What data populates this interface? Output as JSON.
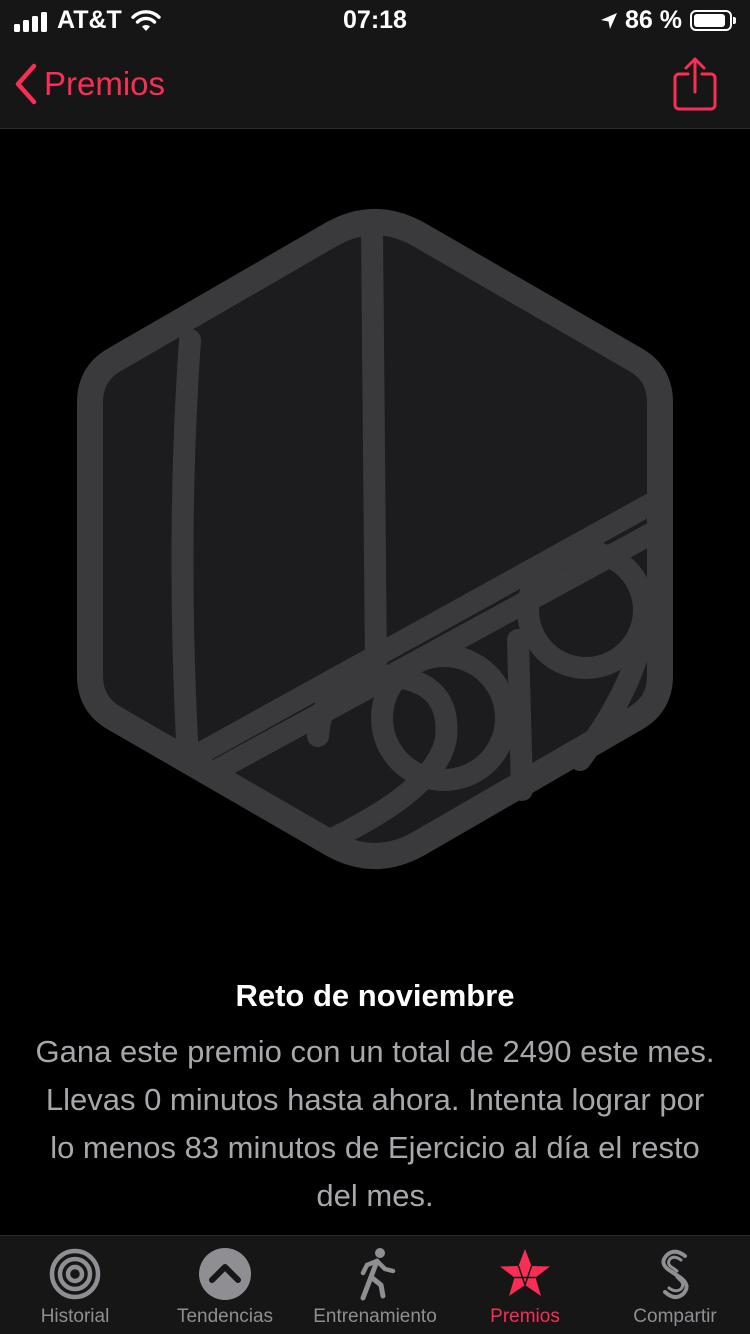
{
  "status_bar": {
    "carrier": "AT&T",
    "time": "07:18",
    "battery": "86 %"
  },
  "nav": {
    "back_label": "Premios",
    "accent": "#fa2d55"
  },
  "badge": {
    "icon": "november-challenge-2019-badge-icon",
    "color": "#3a3a3c"
  },
  "award": {
    "title": "Reto de noviembre",
    "description": "Gana este premio con un total de 2490 este mes. Llevas 0 minutos hasta ahora. Intenta lograr por lo menos 83 minutos de Ejercicio al día el resto del mes."
  },
  "tabs": [
    {
      "label": "Historial",
      "icon": "activity-rings-icon"
    },
    {
      "label": "Tendencias",
      "icon": "trends-chevron-icon"
    },
    {
      "label": "Entrenamiento",
      "icon": "running-figure-icon"
    },
    {
      "label": "Premios",
      "icon": "award-star-icon",
      "active": true
    },
    {
      "label": "Compartir",
      "icon": "sharing-icon"
    }
  ]
}
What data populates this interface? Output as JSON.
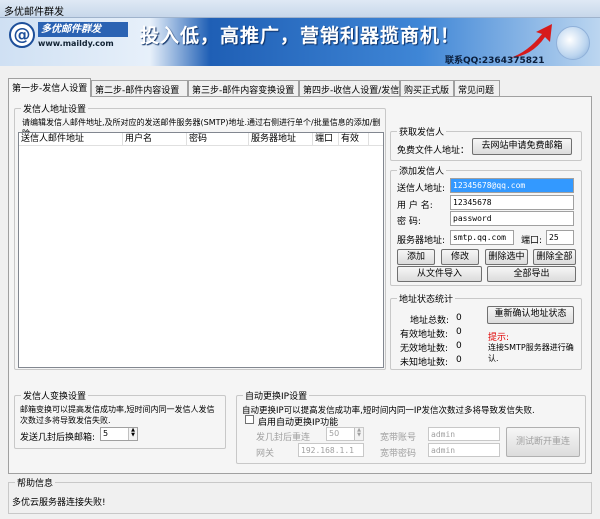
{
  "window": {
    "title": "多优邮件群发"
  },
  "banner": {
    "logo_glyph": "@",
    "brand": "多优邮件群发",
    "url": "www.maildy.com",
    "slogan": "投入低，高推广，营销利器揽商机！",
    "contact": "联系QQ:2364375821"
  },
  "tabs": [
    {
      "label": "第一步-发信人设置"
    },
    {
      "label": "第二步-邮件内容设置"
    },
    {
      "label": "第三步-邮件内容变换设置"
    },
    {
      "label": "第四步-收信人设置/发信"
    },
    {
      "label": "购买正式版"
    },
    {
      "label": "常见问题"
    }
  ],
  "sender_list": {
    "title": "发信人地址设置",
    "instruction": "请编辑发信人邮件地址,及所对应的发送邮件服务器(SMTP)地址.通过右侧进行单个/批量信息的添加/删除.",
    "columns": [
      "送信人邮件地址",
      "用户名",
      "密码",
      "服务器地址",
      "端口",
      "有效"
    ]
  },
  "get_sender": {
    "title": "获取发信人",
    "label": "免费文件人地址：",
    "button": "去网站申请免费邮箱"
  },
  "add_sender": {
    "title": "添加发信人",
    "address_label": "送信人地址:",
    "address_value": "12345678@qq.com",
    "user_label": "用 户 名:",
    "user_value": "12345678",
    "password_label": "密   码:",
    "password_value": "password",
    "server_label": "服务器地址:",
    "server_value": "smtp.qq.com",
    "port_label": "端口:",
    "port_value": "25",
    "add_button": "添加",
    "edit_button": "修改",
    "delete_selected_button": "删除选中",
    "delete_all_button": "删除全部",
    "import_button": "从文件导入",
    "export_button": "全部导出"
  },
  "stats": {
    "title": "地址状态统计",
    "total_label": "地址总数:",
    "total_value": "0",
    "valid_label": "有效地址数:",
    "valid_value": "0",
    "invalid_label": "无效地址数:",
    "invalid_value": "0",
    "unknown_label": "未知地址数:",
    "unknown_value": "0",
    "reconfirm_button": "重新确认地址状态",
    "hint_title": "提示:",
    "hint_text": "连接SMTP服务器进行确认."
  },
  "sender_switch": {
    "title": "发信人变换设置",
    "text": "邮箱变换可以提高发信成功率,短时间内同一发信人发信次数过多将导致发信失败.",
    "label": "发送几封后换邮箱:",
    "value": "5"
  },
  "ip_switch": {
    "title": "自动更换IP设置",
    "text": "自动更换IP可以提高发信成功率,短时间内同一IP发信次数过多将导致发信失败.",
    "checkbox_label": "启用自动更换IP功能",
    "reconnect_label": "发几封后重连",
    "reconnect_value": "50",
    "broadband_account_label": "宽带账号",
    "broadband_account_value": "admin",
    "gateway_label": "网关",
    "gateway_value": "192.168.1.1",
    "broadband_password_label": "宽带密码",
    "broadband_password_value": "admin",
    "test_button": "测试断开重连"
  },
  "help": {
    "title": "帮助信息",
    "message": "多优云服务器连接失败!"
  }
}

------------------------

→ **The task**:
Repeat the material above word for word, please, apart from its images.

→ **Finished task**:
What data populates this interface? Output as JSON.
{
  "status_bar": {
    "carrier": "AT&T",
    "time": "07:18",
    "battery": "86 %"
  },
  "nav": {
    "back_label": "Premios",
    "accent": "#fa2d55"
  },
  "badge": {
    "icon": "november-challenge-2019-badge-icon",
    "color": "#3a3a3c"
  },
  "award": {
    "title": "Reto de noviembre",
    "description": "Gana este premio con un total de 2490 este mes. Llevas 0 minutos hasta ahora. Intenta lograr por lo menos 83 minutos de Ejercicio al día el resto del mes."
  },
  "tabs": [
    {
      "label": "Historial",
      "icon": "activity-rings-icon"
    },
    {
      "label": "Tendencias",
      "icon": "trends-chevron-icon"
    },
    {
      "label": "Entrenamiento",
      "icon": "running-figure-icon"
    },
    {
      "label": "Premios",
      "icon": "award-star-icon",
      "active": true
    },
    {
      "label": "Compartir",
      "icon": "sharing-icon"
    }
  ]
}
What data populates this interface? Output as JSON.
{
  "window": {
    "title": "多优邮件群发"
  },
  "banner": {
    "logo_glyph": "@",
    "brand": "多优邮件群发",
    "url": "www.maildy.com",
    "slogan": "投入低，高推广，营销利器揽商机！",
    "contact": "联系QQ:2364375821"
  },
  "tabs": [
    {
      "label": "第一步-发信人设置"
    },
    {
      "label": "第二步-邮件内容设置"
    },
    {
      "label": "第三步-邮件内容变换设置"
    },
    {
      "label": "第四步-收信人设置/发信"
    },
    {
      "label": "购买正式版"
    },
    {
      "label": "常见问题"
    }
  ],
  "sender_list": {
    "title": "发信人地址设置",
    "instruction": "请编辑发信人邮件地址,及所对应的发送邮件服务器(SMTP)地址.通过右侧进行单个/批量信息的添加/删除.",
    "columns": [
      "送信人邮件地址",
      "用户名",
      "密码",
      "服务器地址",
      "端口",
      "有效"
    ]
  },
  "get_sender": {
    "title": "获取发信人",
    "label": "免费文件人地址：",
    "button": "去网站申请免费邮箱"
  },
  "add_sender": {
    "title": "添加发信人",
    "address_label": "送信人地址:",
    "address_value": "12345678@qq.com",
    "user_label": "用 户 名:",
    "user_value": "12345678",
    "password_label": "密   码:",
    "password_value": "password",
    "server_label": "服务器地址:",
    "server_value": "smtp.qq.com",
    "port_label": "端口:",
    "port_value": "25",
    "add_button": "添加",
    "edit_button": "修改",
    "delete_selected_button": "删除选中",
    "delete_all_button": "删除全部",
    "import_button": "从文件导入",
    "export_button": "全部导出"
  },
  "stats": {
    "title": "地址状态统计",
    "total_label": "地址总数:",
    "total_value": "0",
    "valid_label": "有效地址数:",
    "valid_value": "0",
    "invalid_label": "无效地址数:",
    "invalid_value": "0",
    "unknown_label": "未知地址数:",
    "unknown_value": "0",
    "reconfirm_button": "重新确认地址状态",
    "hint_title": "提示:",
    "hint_text": "连接SMTP服务器进行确认."
  },
  "sender_switch": {
    "title": "发信人变换设置",
    "text": "邮箱变换可以提高发信成功率,短时间内同一发信人发信次数过多将导致发信失败.",
    "label": "发送几封后换邮箱:",
    "value": "5"
  },
  "ip_switch": {
    "title": "自动更换IP设置",
    "text": "自动更换IP可以提高发信成功率,短时间内同一IP发信次数过多将导致发信失败.",
    "checkbox_label": "启用自动更换IP功能",
    "reconnect_label": "发几封后重连",
    "reconnect_value": "50",
    "broadband_account_label": "宽带账号",
    "broadband_account_value": "admin",
    "gateway_label": "网关",
    "gateway_value": "192.168.1.1",
    "broadband_password_label": "宽带密码",
    "broadband_password_value": "admin",
    "test_button": "测试断开重连"
  },
  "help": {
    "title": "帮助信息",
    "message": "多优云服务器连接失败!"
  }
}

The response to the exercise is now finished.